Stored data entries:
--
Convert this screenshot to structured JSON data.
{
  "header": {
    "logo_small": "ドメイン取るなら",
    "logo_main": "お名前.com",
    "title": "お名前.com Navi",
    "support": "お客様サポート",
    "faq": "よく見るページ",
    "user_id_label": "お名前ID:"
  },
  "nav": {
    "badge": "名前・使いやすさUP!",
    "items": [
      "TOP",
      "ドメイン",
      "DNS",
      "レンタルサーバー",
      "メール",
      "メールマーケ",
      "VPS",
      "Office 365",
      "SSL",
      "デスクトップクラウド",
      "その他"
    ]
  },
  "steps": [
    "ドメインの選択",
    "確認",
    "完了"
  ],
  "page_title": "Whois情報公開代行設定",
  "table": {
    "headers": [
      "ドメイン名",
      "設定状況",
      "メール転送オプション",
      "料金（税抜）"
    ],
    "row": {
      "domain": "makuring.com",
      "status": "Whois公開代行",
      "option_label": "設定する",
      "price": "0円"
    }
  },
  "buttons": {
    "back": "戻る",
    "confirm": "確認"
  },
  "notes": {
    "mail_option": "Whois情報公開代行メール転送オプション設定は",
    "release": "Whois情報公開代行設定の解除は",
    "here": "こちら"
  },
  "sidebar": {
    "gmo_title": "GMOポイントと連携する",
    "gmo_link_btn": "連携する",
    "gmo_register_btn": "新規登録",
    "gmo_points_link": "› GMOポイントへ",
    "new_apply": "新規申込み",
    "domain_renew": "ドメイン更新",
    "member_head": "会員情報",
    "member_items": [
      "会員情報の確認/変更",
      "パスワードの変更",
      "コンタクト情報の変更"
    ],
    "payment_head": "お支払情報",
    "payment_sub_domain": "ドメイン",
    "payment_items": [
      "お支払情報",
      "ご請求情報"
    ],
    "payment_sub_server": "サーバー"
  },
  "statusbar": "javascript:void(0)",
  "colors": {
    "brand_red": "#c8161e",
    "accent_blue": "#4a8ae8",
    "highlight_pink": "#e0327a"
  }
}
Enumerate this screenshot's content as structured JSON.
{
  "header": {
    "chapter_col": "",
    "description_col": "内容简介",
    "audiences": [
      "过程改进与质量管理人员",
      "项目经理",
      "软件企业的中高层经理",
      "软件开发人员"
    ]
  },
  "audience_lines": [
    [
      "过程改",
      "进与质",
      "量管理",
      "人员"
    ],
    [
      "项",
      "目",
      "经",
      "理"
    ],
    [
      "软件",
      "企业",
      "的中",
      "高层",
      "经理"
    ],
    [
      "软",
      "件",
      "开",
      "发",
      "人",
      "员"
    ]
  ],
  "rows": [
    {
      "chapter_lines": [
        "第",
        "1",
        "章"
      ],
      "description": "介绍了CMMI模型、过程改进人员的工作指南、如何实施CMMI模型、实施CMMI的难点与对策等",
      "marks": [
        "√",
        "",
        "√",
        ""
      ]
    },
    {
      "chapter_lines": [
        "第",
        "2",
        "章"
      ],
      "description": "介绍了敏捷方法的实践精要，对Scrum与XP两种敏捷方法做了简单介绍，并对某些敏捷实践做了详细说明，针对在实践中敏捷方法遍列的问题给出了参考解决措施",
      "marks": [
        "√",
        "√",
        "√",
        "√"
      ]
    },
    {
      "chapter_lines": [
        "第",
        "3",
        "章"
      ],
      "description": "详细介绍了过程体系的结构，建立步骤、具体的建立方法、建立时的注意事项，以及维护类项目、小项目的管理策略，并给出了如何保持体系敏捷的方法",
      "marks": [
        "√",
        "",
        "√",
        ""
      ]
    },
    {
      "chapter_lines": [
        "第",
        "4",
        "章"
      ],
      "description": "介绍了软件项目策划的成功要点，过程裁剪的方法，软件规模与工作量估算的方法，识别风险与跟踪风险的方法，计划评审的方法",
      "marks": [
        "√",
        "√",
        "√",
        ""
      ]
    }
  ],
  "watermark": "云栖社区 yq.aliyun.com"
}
--
Task objective:
Note how many lines in the material hold the word "structured", and give that number with nothing added.

Solved exercise:
2